Chart and figure data

-- BEGIN --

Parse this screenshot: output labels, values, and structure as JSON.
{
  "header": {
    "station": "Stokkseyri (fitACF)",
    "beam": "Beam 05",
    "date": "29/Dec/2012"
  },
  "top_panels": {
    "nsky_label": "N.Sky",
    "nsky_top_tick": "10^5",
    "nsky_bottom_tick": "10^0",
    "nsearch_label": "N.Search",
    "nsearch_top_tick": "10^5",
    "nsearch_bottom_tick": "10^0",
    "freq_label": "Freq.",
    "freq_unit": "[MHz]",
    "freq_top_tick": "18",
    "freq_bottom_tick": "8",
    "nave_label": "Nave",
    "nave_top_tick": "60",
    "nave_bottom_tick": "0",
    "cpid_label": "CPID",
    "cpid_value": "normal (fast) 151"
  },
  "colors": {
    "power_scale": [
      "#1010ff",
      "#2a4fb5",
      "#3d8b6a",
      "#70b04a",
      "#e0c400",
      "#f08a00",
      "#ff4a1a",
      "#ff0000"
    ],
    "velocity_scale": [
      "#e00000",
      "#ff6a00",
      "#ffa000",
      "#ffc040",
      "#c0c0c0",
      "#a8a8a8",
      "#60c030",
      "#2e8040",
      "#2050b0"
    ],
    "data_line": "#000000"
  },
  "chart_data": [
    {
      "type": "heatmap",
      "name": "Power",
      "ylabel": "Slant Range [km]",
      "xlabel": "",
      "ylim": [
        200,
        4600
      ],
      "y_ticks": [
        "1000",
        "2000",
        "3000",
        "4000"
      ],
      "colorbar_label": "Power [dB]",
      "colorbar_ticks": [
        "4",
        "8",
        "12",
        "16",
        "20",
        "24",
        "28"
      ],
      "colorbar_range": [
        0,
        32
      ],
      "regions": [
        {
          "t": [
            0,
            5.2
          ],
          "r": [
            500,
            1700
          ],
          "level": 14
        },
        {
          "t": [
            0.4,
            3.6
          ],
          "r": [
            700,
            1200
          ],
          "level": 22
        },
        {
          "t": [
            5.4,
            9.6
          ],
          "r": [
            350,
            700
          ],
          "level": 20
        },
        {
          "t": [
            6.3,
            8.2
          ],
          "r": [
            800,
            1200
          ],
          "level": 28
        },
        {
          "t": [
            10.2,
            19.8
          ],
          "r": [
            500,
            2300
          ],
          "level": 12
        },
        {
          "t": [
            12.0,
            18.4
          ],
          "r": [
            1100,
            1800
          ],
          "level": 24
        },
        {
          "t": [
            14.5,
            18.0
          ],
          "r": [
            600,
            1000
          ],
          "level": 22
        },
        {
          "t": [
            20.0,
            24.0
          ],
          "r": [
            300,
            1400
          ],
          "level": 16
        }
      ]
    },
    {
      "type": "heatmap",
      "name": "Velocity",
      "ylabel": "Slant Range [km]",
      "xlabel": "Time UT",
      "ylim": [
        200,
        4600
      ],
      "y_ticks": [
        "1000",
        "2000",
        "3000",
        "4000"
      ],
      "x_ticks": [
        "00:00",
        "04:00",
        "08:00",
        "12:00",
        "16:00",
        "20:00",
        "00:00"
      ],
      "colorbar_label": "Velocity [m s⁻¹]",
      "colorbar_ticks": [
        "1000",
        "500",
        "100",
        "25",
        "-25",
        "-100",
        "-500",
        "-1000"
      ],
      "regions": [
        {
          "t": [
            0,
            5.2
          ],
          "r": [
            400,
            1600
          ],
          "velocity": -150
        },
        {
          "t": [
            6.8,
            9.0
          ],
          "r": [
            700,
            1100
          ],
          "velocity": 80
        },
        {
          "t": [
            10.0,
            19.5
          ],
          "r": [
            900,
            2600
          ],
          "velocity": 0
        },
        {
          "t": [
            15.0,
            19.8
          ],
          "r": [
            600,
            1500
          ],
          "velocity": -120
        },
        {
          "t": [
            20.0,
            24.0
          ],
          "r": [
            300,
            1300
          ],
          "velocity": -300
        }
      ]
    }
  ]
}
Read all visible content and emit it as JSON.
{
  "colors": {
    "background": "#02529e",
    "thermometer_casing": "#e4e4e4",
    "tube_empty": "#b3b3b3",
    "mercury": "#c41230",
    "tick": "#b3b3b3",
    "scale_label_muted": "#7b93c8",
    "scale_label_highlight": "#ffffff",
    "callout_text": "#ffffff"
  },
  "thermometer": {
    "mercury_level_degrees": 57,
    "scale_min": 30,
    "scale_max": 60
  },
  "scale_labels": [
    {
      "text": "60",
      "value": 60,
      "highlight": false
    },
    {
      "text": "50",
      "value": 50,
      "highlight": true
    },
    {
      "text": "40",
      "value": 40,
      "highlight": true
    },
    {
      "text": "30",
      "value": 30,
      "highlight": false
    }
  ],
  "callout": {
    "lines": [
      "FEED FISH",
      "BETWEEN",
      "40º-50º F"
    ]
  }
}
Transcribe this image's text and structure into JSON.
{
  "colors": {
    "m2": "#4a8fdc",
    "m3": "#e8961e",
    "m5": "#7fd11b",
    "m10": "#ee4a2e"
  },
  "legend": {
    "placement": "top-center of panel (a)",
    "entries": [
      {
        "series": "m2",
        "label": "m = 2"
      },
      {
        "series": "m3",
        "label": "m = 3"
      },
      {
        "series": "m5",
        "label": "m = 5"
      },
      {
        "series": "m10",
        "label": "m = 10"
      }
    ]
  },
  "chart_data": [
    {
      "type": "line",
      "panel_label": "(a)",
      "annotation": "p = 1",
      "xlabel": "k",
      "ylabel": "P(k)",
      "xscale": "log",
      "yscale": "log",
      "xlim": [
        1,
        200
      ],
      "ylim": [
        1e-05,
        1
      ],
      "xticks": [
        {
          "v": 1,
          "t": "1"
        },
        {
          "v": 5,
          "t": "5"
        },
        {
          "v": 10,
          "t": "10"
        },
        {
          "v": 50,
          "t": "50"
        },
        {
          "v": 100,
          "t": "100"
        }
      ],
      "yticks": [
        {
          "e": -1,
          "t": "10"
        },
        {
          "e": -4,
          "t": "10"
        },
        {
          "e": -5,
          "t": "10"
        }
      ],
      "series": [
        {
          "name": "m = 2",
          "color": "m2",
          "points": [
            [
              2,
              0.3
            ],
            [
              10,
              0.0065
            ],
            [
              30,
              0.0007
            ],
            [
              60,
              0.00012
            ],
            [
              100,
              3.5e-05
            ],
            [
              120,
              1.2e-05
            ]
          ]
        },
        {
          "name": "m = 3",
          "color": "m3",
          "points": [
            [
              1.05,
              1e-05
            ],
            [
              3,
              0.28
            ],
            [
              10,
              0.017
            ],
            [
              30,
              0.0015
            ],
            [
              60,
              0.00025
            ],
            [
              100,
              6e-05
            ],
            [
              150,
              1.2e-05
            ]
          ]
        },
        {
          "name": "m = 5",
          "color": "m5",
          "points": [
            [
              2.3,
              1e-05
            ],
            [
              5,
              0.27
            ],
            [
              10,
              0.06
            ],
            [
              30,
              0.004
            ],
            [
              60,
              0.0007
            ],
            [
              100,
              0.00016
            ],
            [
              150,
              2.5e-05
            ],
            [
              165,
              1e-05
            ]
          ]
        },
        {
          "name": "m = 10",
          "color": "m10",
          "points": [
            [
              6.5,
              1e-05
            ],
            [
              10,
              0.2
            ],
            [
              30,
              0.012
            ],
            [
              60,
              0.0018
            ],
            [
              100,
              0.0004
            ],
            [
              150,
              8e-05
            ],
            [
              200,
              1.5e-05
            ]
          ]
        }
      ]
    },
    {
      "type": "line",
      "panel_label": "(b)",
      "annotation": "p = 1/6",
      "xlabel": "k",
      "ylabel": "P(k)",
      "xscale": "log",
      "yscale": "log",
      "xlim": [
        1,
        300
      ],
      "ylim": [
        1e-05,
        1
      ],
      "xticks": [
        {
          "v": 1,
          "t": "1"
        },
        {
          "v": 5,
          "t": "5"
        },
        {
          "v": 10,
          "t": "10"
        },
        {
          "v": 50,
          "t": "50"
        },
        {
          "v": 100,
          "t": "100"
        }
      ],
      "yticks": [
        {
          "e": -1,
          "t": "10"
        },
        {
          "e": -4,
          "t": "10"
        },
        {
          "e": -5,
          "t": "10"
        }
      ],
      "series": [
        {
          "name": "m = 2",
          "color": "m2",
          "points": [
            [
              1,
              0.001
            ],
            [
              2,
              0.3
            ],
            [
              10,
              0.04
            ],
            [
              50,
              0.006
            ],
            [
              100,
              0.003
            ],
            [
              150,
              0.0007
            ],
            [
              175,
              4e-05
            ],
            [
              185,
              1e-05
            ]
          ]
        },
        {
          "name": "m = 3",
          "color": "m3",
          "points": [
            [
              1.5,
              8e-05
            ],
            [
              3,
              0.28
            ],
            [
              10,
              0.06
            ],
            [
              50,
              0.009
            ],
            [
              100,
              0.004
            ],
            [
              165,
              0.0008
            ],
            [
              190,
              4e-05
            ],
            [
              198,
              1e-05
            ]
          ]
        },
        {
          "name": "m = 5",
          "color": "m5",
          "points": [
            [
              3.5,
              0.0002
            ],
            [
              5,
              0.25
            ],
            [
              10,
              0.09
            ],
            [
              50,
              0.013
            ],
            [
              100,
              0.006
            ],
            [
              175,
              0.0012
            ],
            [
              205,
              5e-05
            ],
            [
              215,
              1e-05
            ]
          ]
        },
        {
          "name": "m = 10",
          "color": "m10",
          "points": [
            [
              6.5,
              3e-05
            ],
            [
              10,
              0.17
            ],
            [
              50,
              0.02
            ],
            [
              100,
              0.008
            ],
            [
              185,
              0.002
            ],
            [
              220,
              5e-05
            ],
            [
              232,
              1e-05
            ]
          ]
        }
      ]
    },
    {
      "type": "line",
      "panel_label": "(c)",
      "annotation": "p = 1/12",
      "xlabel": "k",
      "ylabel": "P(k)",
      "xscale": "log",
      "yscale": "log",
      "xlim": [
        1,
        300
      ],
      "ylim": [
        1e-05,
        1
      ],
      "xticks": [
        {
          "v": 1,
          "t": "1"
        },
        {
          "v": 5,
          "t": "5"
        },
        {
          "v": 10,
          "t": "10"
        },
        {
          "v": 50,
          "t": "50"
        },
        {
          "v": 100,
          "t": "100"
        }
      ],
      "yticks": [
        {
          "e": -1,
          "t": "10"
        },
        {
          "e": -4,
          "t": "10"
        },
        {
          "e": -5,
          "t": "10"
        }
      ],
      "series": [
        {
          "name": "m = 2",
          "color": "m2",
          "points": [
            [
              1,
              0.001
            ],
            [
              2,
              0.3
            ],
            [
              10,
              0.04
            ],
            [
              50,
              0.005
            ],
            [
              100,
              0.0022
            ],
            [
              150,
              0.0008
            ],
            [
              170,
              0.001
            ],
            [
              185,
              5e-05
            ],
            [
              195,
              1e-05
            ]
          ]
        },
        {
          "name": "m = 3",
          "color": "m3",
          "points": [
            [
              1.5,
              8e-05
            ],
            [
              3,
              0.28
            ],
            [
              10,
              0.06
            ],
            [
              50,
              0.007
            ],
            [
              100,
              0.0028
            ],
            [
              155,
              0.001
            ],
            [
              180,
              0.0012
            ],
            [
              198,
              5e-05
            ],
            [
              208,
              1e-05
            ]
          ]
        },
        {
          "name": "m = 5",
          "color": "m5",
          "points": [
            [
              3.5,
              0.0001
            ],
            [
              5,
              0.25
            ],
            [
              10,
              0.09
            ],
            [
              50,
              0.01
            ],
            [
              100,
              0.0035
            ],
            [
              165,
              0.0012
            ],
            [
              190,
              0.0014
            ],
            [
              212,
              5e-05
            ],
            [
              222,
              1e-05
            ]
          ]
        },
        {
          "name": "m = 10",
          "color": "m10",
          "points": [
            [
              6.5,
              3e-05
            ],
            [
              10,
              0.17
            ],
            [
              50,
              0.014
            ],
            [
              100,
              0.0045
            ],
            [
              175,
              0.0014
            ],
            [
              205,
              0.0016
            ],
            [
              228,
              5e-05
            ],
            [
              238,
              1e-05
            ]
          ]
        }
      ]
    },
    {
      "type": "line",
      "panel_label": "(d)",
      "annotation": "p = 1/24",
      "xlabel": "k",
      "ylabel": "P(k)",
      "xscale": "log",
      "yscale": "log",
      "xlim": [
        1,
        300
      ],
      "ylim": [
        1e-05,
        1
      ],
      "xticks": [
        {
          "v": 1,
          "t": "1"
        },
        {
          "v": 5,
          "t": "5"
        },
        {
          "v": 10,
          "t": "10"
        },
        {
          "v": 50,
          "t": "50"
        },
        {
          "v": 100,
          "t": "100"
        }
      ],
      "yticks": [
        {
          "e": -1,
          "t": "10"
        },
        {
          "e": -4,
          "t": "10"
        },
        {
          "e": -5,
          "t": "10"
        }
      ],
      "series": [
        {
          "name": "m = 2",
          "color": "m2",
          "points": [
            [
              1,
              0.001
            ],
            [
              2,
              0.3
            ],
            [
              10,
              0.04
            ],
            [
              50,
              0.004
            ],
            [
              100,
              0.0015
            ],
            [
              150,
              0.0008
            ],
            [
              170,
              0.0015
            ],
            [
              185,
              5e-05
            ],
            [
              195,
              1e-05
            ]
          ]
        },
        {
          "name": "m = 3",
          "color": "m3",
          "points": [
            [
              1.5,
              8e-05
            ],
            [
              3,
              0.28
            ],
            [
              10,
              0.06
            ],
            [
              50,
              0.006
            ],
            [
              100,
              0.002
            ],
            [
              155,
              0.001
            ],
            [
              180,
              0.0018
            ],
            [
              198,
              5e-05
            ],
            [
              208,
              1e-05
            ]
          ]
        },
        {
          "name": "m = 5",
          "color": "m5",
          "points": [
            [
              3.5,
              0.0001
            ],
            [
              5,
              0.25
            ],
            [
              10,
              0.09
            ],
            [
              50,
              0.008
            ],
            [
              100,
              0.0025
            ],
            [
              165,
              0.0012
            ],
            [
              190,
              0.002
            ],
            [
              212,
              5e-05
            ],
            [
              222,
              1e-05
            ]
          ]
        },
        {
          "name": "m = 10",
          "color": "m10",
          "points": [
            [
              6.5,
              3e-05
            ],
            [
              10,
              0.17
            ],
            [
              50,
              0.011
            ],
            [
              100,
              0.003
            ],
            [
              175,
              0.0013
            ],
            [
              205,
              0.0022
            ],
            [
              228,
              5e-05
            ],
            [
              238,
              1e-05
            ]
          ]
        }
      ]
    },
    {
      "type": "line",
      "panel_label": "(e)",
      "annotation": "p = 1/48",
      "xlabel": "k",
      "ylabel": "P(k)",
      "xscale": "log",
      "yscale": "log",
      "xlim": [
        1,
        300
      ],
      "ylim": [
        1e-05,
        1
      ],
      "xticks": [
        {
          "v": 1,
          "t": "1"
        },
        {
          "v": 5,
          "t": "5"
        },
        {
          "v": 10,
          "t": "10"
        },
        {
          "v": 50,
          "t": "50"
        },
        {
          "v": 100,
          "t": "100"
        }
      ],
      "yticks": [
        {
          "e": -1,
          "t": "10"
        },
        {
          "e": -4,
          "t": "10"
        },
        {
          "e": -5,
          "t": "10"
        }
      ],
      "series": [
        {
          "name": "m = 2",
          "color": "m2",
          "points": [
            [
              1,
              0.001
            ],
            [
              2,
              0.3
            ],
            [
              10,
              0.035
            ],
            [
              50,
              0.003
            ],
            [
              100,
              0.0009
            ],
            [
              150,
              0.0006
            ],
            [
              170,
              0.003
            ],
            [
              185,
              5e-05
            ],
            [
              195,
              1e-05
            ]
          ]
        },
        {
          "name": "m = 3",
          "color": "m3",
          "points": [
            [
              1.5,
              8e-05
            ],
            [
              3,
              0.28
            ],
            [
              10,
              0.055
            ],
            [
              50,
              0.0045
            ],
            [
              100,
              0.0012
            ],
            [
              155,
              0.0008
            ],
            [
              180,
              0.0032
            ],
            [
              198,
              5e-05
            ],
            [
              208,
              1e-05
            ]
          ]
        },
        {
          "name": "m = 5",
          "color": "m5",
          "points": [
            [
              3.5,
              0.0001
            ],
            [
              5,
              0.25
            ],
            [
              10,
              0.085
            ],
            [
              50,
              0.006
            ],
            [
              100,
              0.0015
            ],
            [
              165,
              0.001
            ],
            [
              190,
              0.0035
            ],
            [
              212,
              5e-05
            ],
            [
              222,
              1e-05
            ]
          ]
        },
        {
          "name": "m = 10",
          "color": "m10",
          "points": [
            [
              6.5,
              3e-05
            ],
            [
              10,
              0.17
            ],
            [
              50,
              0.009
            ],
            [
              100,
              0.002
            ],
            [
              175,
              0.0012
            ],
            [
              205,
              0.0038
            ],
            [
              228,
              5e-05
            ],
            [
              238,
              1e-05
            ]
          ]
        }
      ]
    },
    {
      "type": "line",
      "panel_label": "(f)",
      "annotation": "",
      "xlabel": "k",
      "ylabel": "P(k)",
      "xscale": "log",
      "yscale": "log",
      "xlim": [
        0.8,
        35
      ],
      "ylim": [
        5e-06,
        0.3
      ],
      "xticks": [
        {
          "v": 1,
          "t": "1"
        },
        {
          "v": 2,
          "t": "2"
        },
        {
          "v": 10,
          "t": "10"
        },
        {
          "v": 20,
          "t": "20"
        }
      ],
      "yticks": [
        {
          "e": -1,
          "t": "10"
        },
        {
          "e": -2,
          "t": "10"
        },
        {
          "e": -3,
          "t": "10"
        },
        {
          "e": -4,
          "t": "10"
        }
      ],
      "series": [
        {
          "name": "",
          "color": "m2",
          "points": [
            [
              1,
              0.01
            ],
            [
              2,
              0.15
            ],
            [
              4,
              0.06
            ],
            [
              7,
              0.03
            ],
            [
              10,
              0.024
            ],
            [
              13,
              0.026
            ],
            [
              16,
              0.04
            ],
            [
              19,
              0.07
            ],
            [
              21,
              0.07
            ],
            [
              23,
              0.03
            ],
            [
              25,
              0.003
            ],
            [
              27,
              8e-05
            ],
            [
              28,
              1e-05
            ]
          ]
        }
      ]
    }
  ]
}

-- END --

### Work to be completed
Look through the material and copy each line that has "annotation".

### Complete response
      "annotation": "p = 1",
      "annotation": "p = 1/6",
      "annotation": "p = 1/12",
      "annotation": "p = 1/24",
      "annotation": "p = 1/48",
      "annotation": "",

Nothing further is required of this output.